__Set task__. Copy out the lines that include the word "Caribbean".

** start of Listing **

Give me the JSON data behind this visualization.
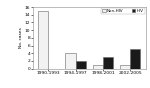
{
  "categories": [
    "1990-1993",
    "1994-1997",
    "1998-2001",
    "2002-2005"
  ],
  "non_hiv": [
    15,
    4,
    1,
    1
  ],
  "hiv": [
    0,
    2,
    3,
    5
  ],
  "bar_color_non_hiv": "#f2f2f2",
  "bar_color_hiv": "#1a1a1a",
  "bar_edgecolor": "#666666",
  "ylabel": "No. cases",
  "ylim": [
    0,
    16
  ],
  "yticks": [
    0,
    2,
    4,
    6,
    8,
    10,
    12,
    14,
    16
  ],
  "legend_labels": [
    "Non-HIV",
    "HIV"
  ],
  "background_color": "#ffffff",
  "bar_width": 0.38
}
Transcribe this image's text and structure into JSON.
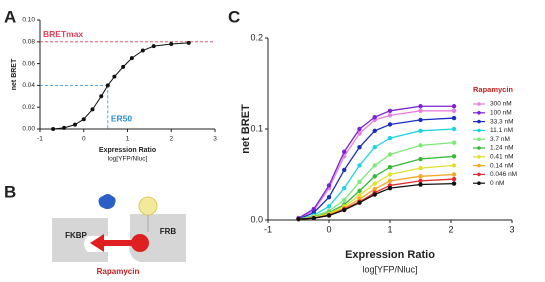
{
  "panel_labels": [
    "A",
    "B",
    "C"
  ],
  "diagram": {
    "left": "FKBP",
    "right": "FRB",
    "drug": "Rapamycin"
  },
  "chart_data": [
    {
      "type": "line",
      "ylabel": "net BRET",
      "xlabel": "Expression Ratio",
      "xlabel_sub": "log[YFP/Nluc]",
      "xlim": [
        -1,
        3
      ],
      "xticks": [
        -1,
        0,
        1,
        2,
        3
      ],
      "ylim": [
        0,
        0.1
      ],
      "yticks": [
        {
          "value": 0,
          "label": "0.00"
        },
        {
          "value": 0.02,
          "label": "0.02"
        },
        {
          "value": 0.04,
          "label": "0.04"
        },
        {
          "value": 0.06,
          "label": "0.06"
        },
        {
          "value": 0.08,
          "label": "0.08"
        },
        {
          "value": 0.1,
          "label": "0.10"
        }
      ],
      "series": [
        {
          "color": "#111111",
          "x": [
            -0.7,
            -0.45,
            -0.2,
            0,
            0.2,
            0.4,
            0.55,
            0.7,
            0.9,
            1.1,
            1.35,
            1.6,
            2.0,
            2.4
          ],
          "values": [
            0.0,
            0.001,
            0.004,
            0.009,
            0.018,
            0.03,
            0.04,
            0.048,
            0.057,
            0.065,
            0.072,
            0.076,
            0.078,
            0.079
          ]
        }
      ],
      "annotations": [
        {
          "text": "BRETmax",
          "y": 0.08,
          "color": "#e0405a"
        },
        {
          "text": "ER50",
          "x": 0.55,
          "y": 0.04,
          "color": "#2a8fd0"
        }
      ]
    },
    {
      "type": "line",
      "ylabel": "net BRET",
      "xlabel": "Expression Ratio",
      "xlabel_sub": "log[YFP/Nluc]",
      "xlim": [
        -1,
        3
      ],
      "xticks": [
        -1,
        0,
        1,
        2,
        3
      ],
      "ylim": [
        0,
        0.2
      ],
      "yticks": [
        {
          "value": 0,
          "label": "0.0"
        },
        {
          "value": 0.1,
          "label": "0.1"
        },
        {
          "value": 0.2,
          "label": "0.2"
        }
      ],
      "legend": "right",
      "legend_title": "Rapamycin",
      "x": [
        -0.5,
        -0.25,
        0,
        0.25,
        0.5,
        0.75,
        1,
        1.5,
        2.05
      ],
      "series": [
        {
          "name": "300 nM",
          "color": "#e87fe0",
          "values": [
            0.002,
            0.01,
            0.035,
            0.07,
            0.095,
            0.11,
            0.115,
            0.12,
            0.12
          ]
        },
        {
          "name": "100 nM",
          "color": "#7b22d6",
          "values": [
            0.002,
            0.012,
            0.038,
            0.075,
            0.1,
            0.113,
            0.12,
            0.125,
            0.125
          ]
        },
        {
          "name": "33.3 nM",
          "color": "#1a2fbf",
          "values": [
            0.001,
            0.008,
            0.025,
            0.055,
            0.08,
            0.098,
            0.105,
            0.11,
            0.112
          ]
        },
        {
          "name": "11.1 nM",
          "color": "#1fd3e0",
          "values": [
            0.001,
            0.005,
            0.015,
            0.035,
            0.06,
            0.08,
            0.09,
            0.098,
            0.1
          ]
        },
        {
          "name": "3.7 nM",
          "color": "#7ee87a",
          "values": [
            0.001,
            0.004,
            0.01,
            0.022,
            0.042,
            0.06,
            0.072,
            0.082,
            0.085
          ]
        },
        {
          "name": "1.24 nM",
          "color": "#38b838",
          "values": [
            0.001,
            0.003,
            0.008,
            0.017,
            0.032,
            0.048,
            0.058,
            0.067,
            0.07
          ]
        },
        {
          "name": "0.41 nM",
          "color": "#e0e030",
          "values": [
            0.001,
            0.003,
            0.007,
            0.015,
            0.027,
            0.04,
            0.05,
            0.057,
            0.06
          ]
        },
        {
          "name": "0.14 nM",
          "color": "#f5a623",
          "values": [
            0.001,
            0.002,
            0.006,
            0.013,
            0.023,
            0.034,
            0.043,
            0.048,
            0.05
          ]
        },
        {
          "name": "0.046 nM",
          "color": "#e23030",
          "values": [
            0.001,
            0.002,
            0.005,
            0.012,
            0.02,
            0.03,
            0.038,
            0.043,
            0.045
          ]
        },
        {
          "name": "0 nM",
          "color": "#111111",
          "values": [
            0.001,
            0.002,
            0.005,
            0.011,
            0.019,
            0.028,
            0.035,
            0.039,
            0.04
          ]
        }
      ]
    }
  ]
}
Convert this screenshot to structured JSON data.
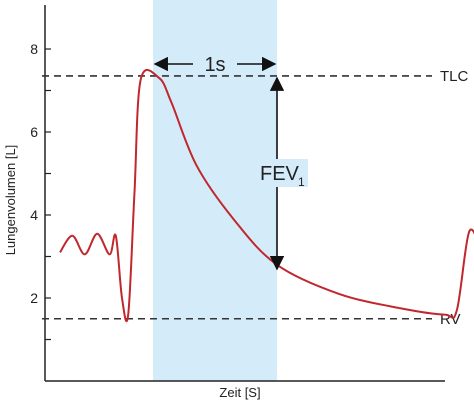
{
  "chart_data": {
    "type": "line",
    "title": "",
    "xlabel": "Zeit [S]",
    "ylabel": "Lungenvolumen [L]",
    "ylim": [
      0,
      9
    ],
    "yticks": [
      2,
      4,
      6,
      8
    ],
    "ytick_labels": [
      "2",
      "4",
      "6",
      "8"
    ],
    "grid": false,
    "series": [
      {
        "values": [
          [
            0.0,
            3.1
          ],
          [
            0.2,
            3.5
          ],
          [
            0.4,
            3.05
          ],
          [
            0.6,
            3.55
          ],
          [
            0.8,
            3.05
          ],
          [
            0.9,
            3.5
          ],
          [
            1.0,
            2.0
          ],
          [
            1.1,
            1.6
          ],
          [
            1.2,
            4.5
          ],
          [
            1.3,
            7.25
          ],
          [
            1.6,
            7.3
          ],
          [
            1.8,
            6.7
          ],
          [
            2.2,
            5.2
          ],
          [
            2.8,
            3.9
          ],
          [
            3.5,
            2.8
          ],
          [
            4.5,
            2.1
          ],
          [
            5.5,
            1.75
          ],
          [
            6.2,
            1.6
          ],
          [
            6.4,
            1.7
          ],
          [
            6.6,
            3.6
          ],
          [
            6.8,
            3.1
          ]
        ]
      }
    ],
    "reference_lines": [
      {
        "label": "TLC",
        "y": 7.35
      },
      {
        "label": "RV",
        "y": 1.5
      }
    ],
    "shaded_region": {
      "x_start": 1.5,
      "x_end": 3.5,
      "color": "#d4ebf9"
    },
    "annotations": {
      "duration_label": "1s",
      "fev_label": "FEV",
      "fev_subscript": "1"
    },
    "colors": {
      "curve": "#c0282d",
      "axis": "#222222",
      "reference": "#333333",
      "shade": "#d4ebf9"
    }
  }
}
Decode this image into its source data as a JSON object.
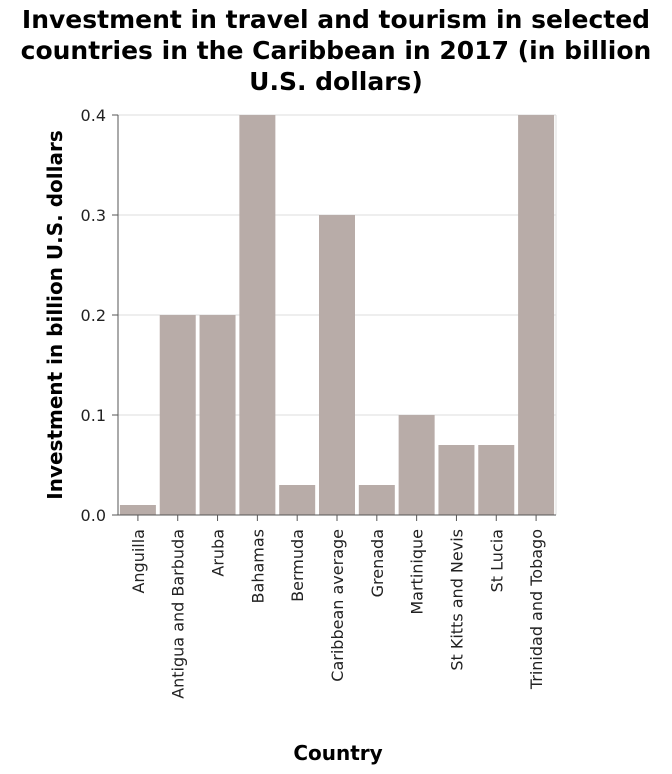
{
  "chart_data": {
    "type": "bar",
    "title": "Investment in travel and tourism in selected countries in the Caribbean in 2017 (in billion U.S. dollars)",
    "title_lines": [
      "Investment in travel and tourism in selected",
      "countries in the Caribbean in 2017 (in billion",
      "U.S. dollars)"
    ],
    "xlabel": "Country",
    "ylabel": "Investment in billion U.S. dollars",
    "categories": [
      "Anguilla",
      "Antigua and Barbuda",
      "Aruba",
      "Bahamas",
      "Bermuda",
      "Caribbean average",
      "Grenada",
      "Martinique",
      "St Kitts and Nevis",
      "St Lucia",
      "Trinidad and Tobago"
    ],
    "values": [
      0.01,
      0.2,
      0.2,
      0.4,
      0.03,
      0.3,
      0.03,
      0.1,
      0.07,
      0.07,
      0.4
    ],
    "ylim": [
      0,
      0.4
    ],
    "yticks": [
      "0.0",
      "0.1",
      "0.2",
      "0.3",
      "0.4"
    ],
    "grid": true,
    "legend": "none",
    "colors": {
      "bar": "#b8aca8",
      "grid": "#dddddd",
      "axis": "#555555"
    }
  }
}
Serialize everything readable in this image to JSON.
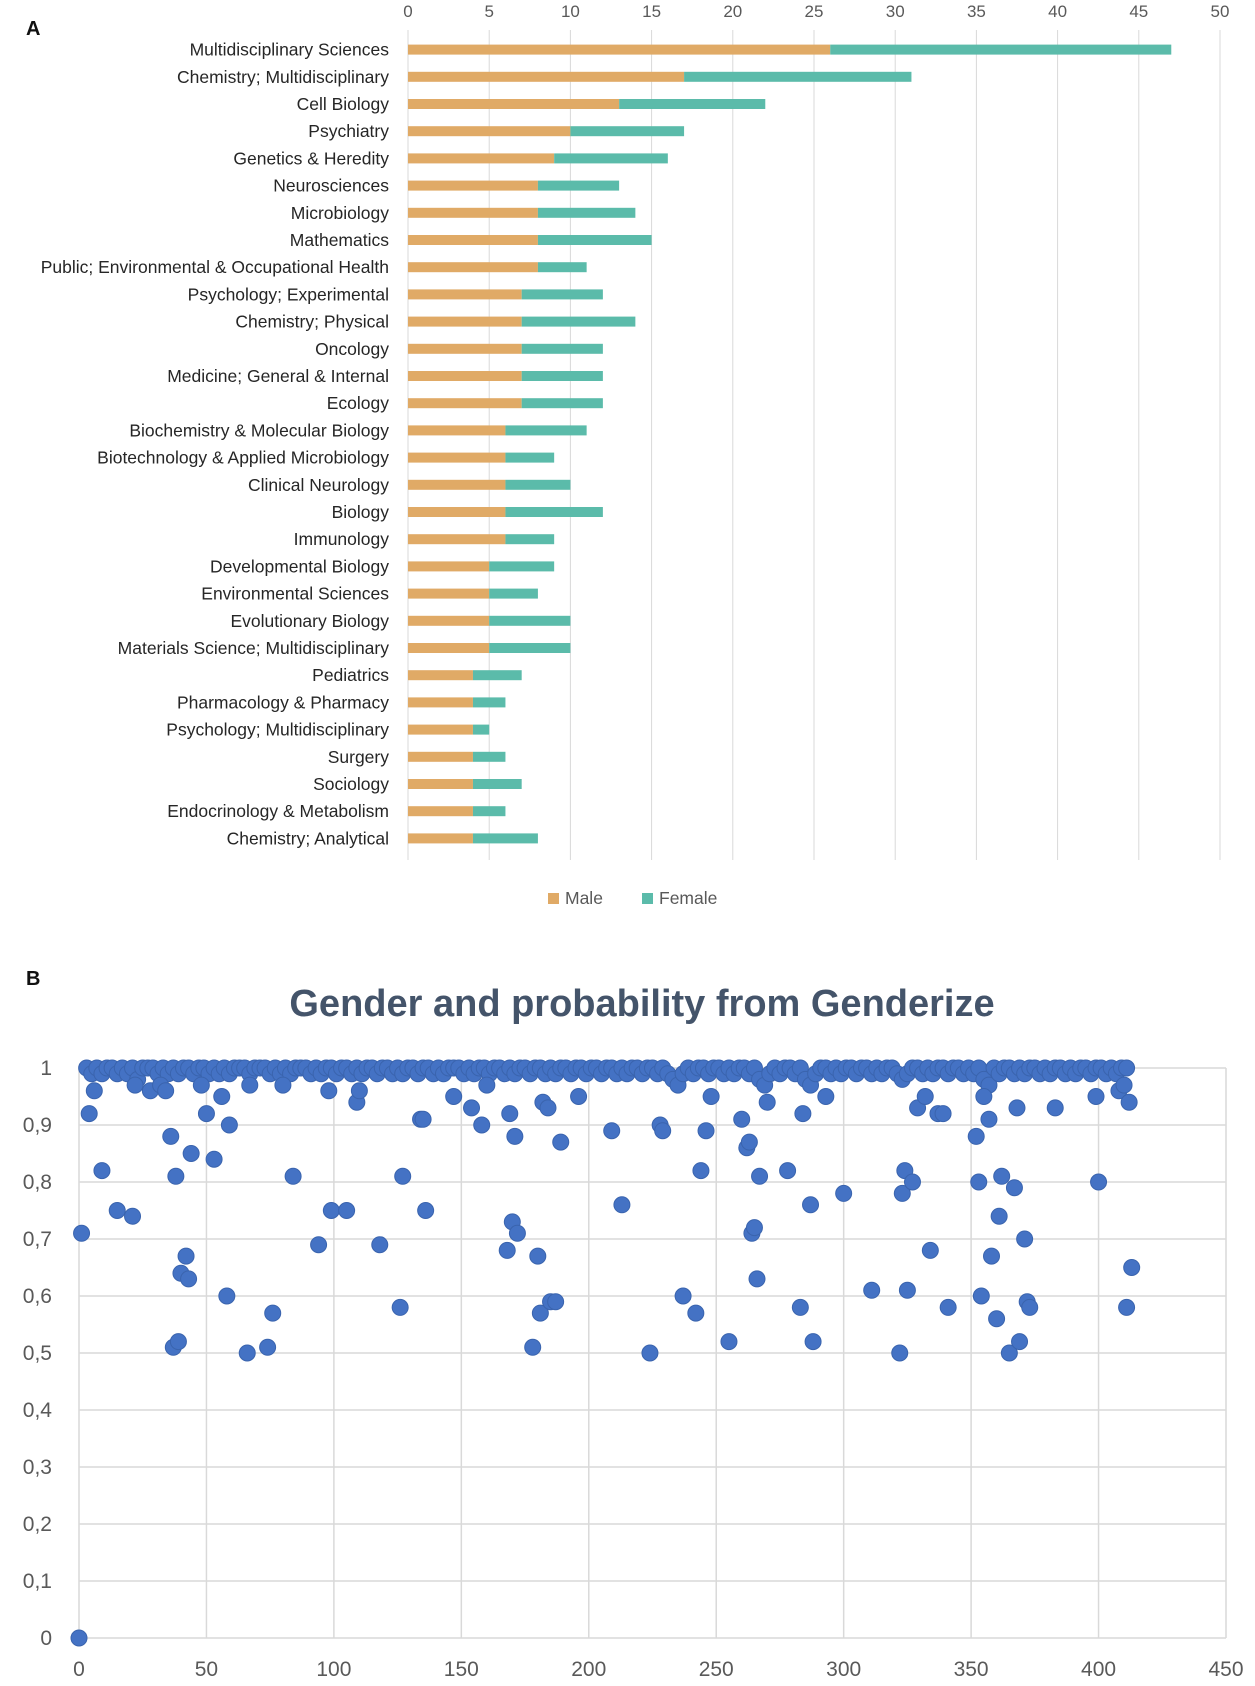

** end of Listing **

__Response to this task__.
    "title": "Investment in travel and tourism in selected countries in the Caribbean in 2017 (in billion U.S. dollars)",
      "countries in the Caribbean in 2017 (in billion",
      "Caribbean average",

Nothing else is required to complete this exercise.